**Exercise directions:** Copy every line of the data that includes the string "title".

**Supplied data:**
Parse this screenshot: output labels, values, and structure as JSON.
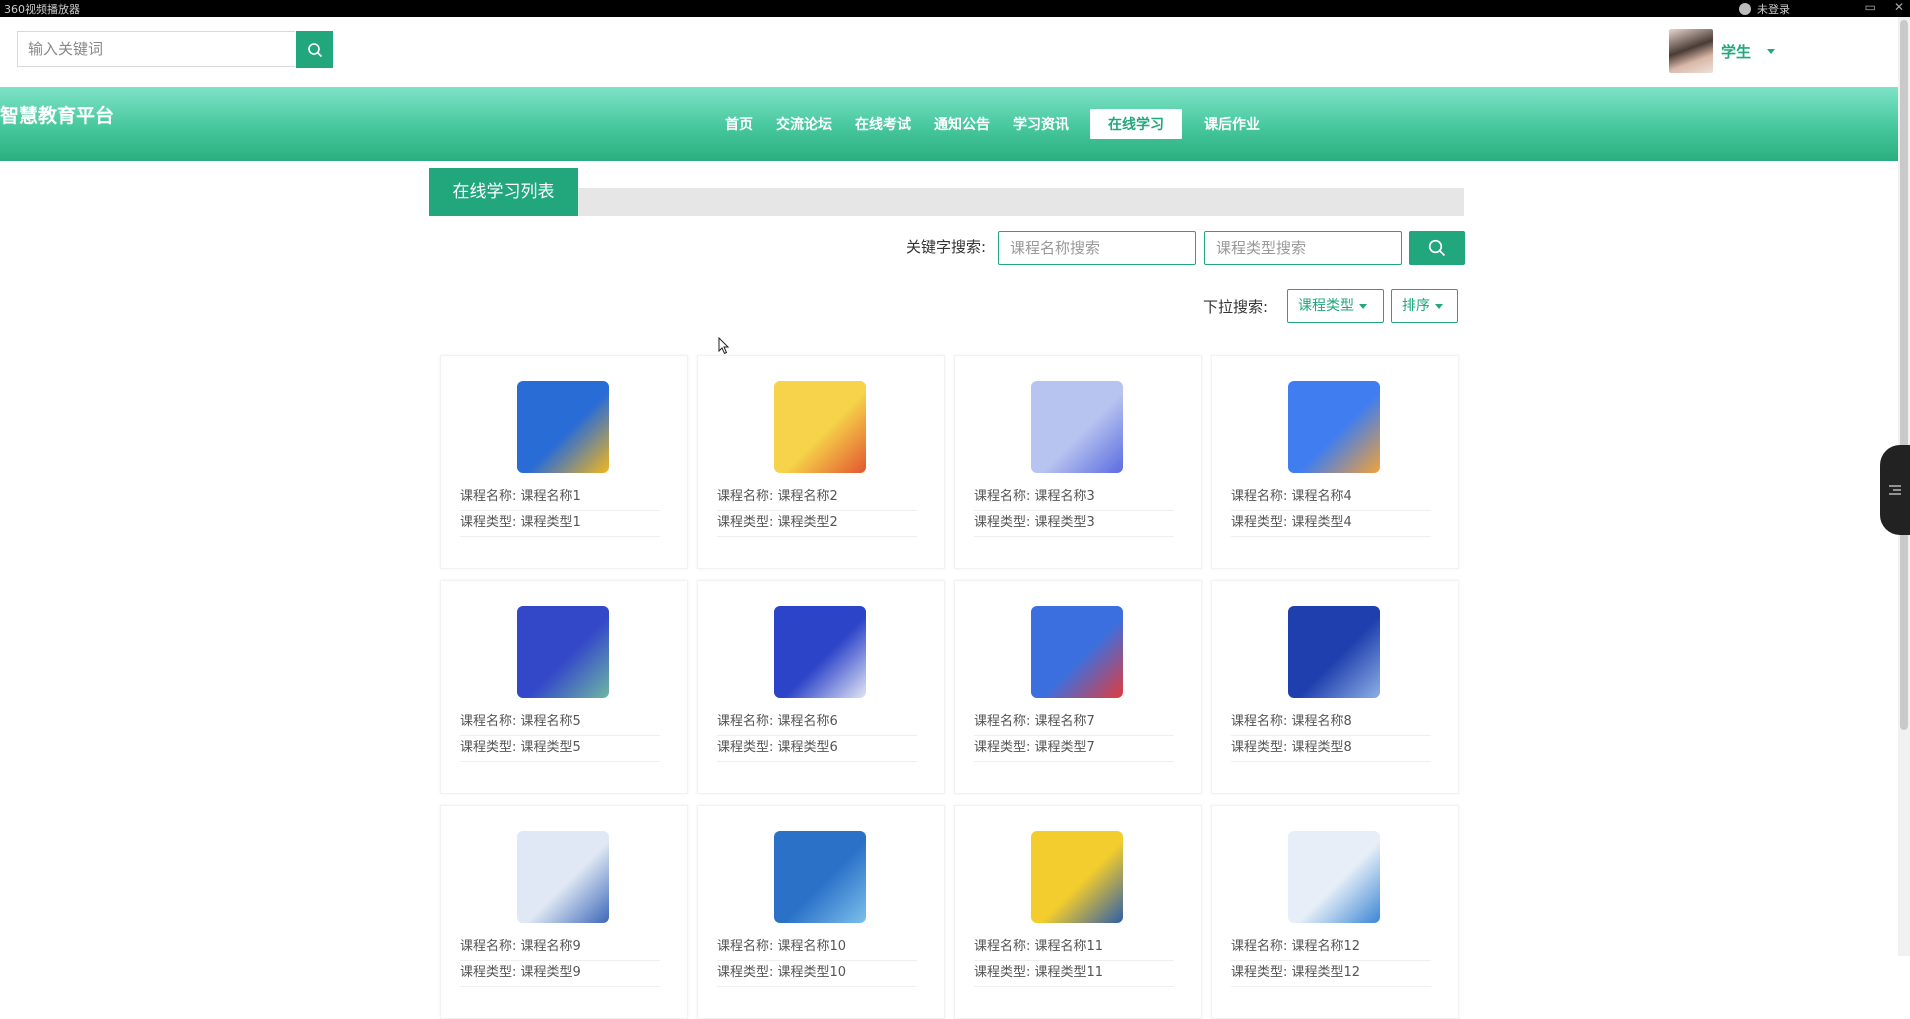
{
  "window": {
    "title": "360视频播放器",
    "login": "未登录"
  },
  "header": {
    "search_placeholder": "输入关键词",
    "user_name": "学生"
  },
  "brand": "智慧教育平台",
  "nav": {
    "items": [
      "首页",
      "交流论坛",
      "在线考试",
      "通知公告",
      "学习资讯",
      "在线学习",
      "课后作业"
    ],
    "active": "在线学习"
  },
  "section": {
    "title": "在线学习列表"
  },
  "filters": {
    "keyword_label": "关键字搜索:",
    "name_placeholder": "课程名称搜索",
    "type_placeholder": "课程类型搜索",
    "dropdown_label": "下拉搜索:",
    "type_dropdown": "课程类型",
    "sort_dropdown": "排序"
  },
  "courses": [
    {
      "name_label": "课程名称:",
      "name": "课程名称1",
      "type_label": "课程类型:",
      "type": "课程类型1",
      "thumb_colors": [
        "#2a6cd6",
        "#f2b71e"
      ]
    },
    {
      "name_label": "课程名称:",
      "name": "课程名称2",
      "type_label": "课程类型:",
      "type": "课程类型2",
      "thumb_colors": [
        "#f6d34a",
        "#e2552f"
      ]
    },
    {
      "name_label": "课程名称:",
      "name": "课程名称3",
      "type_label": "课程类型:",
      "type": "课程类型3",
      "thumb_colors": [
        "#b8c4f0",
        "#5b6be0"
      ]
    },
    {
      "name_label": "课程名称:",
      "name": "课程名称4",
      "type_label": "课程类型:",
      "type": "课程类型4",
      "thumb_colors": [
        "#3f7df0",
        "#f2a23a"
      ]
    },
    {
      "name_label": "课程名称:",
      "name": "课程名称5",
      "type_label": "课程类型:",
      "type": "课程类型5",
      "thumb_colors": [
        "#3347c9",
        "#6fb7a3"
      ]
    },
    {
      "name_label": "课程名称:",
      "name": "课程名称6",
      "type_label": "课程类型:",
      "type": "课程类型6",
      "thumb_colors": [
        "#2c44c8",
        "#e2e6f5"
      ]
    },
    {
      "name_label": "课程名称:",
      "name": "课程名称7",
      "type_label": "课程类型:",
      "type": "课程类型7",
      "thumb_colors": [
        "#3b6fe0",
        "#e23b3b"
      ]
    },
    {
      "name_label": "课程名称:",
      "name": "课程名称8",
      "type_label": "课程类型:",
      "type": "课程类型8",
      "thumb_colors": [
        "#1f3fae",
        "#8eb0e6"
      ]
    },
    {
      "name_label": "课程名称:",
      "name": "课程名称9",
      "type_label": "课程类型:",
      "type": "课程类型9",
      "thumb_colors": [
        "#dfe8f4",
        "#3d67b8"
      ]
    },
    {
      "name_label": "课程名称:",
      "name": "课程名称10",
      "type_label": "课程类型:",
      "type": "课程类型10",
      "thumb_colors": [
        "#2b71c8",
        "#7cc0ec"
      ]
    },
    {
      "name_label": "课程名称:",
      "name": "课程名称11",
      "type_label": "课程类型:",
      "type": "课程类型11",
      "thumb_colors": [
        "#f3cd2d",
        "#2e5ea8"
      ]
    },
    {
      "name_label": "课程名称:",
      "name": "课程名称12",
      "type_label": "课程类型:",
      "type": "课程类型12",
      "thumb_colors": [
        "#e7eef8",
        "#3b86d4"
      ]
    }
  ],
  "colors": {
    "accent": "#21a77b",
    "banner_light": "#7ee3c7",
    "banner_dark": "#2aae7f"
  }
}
...
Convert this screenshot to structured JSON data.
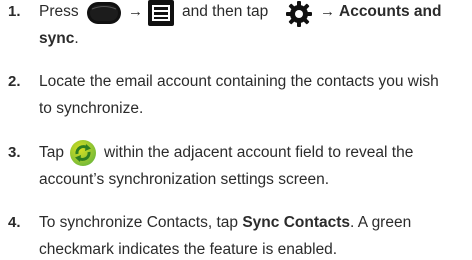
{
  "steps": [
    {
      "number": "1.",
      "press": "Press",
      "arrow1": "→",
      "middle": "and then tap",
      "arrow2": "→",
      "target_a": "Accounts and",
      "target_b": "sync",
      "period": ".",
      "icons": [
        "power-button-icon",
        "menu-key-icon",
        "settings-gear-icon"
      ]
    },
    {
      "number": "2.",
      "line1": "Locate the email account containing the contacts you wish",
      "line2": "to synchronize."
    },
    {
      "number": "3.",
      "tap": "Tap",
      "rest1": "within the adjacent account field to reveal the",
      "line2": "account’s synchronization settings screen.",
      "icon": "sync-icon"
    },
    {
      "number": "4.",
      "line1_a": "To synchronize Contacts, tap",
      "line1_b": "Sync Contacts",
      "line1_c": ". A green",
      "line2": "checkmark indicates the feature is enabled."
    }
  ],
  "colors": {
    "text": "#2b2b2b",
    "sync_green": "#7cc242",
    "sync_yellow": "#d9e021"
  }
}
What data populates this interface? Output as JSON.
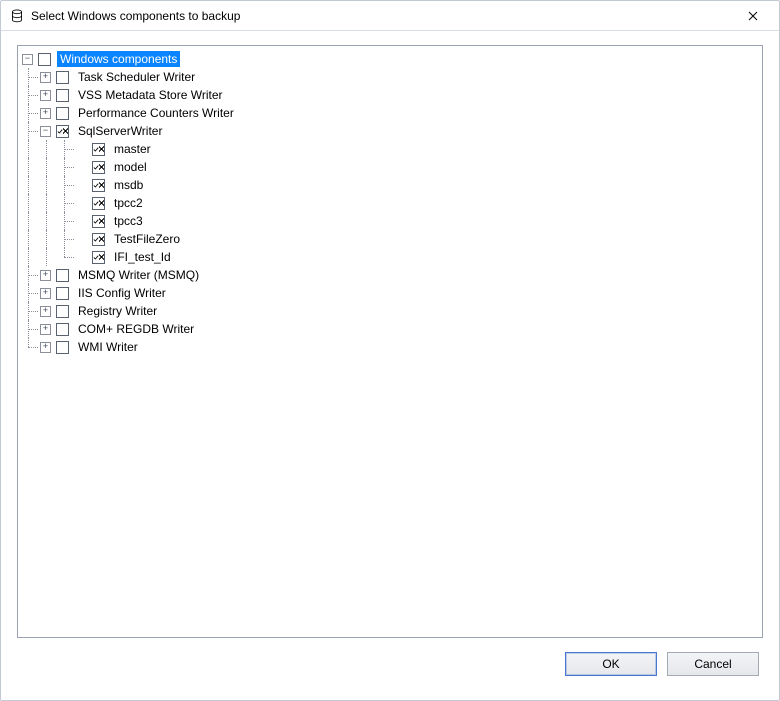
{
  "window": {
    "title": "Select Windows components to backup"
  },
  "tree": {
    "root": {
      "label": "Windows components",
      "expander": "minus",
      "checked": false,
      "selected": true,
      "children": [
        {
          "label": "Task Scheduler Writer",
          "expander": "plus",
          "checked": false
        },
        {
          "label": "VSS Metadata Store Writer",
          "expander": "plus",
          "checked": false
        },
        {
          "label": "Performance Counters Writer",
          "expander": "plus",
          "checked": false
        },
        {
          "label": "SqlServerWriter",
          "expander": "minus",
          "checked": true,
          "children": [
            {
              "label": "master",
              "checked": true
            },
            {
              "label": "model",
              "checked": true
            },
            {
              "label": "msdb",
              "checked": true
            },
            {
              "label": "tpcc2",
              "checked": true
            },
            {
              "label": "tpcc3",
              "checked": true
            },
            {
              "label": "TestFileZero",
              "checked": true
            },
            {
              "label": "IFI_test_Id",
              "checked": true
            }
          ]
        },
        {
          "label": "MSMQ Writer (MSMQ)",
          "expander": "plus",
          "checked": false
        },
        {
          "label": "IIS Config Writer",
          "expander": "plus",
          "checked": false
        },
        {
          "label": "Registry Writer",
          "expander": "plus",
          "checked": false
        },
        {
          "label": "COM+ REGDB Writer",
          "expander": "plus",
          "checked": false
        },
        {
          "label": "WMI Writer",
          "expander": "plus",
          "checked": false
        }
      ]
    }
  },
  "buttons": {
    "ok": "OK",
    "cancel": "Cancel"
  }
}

**Answer to the problem:**
    "title": "360视频播放器",
    "title": "在线学习列表"
    "title": "Select Windows components to backup"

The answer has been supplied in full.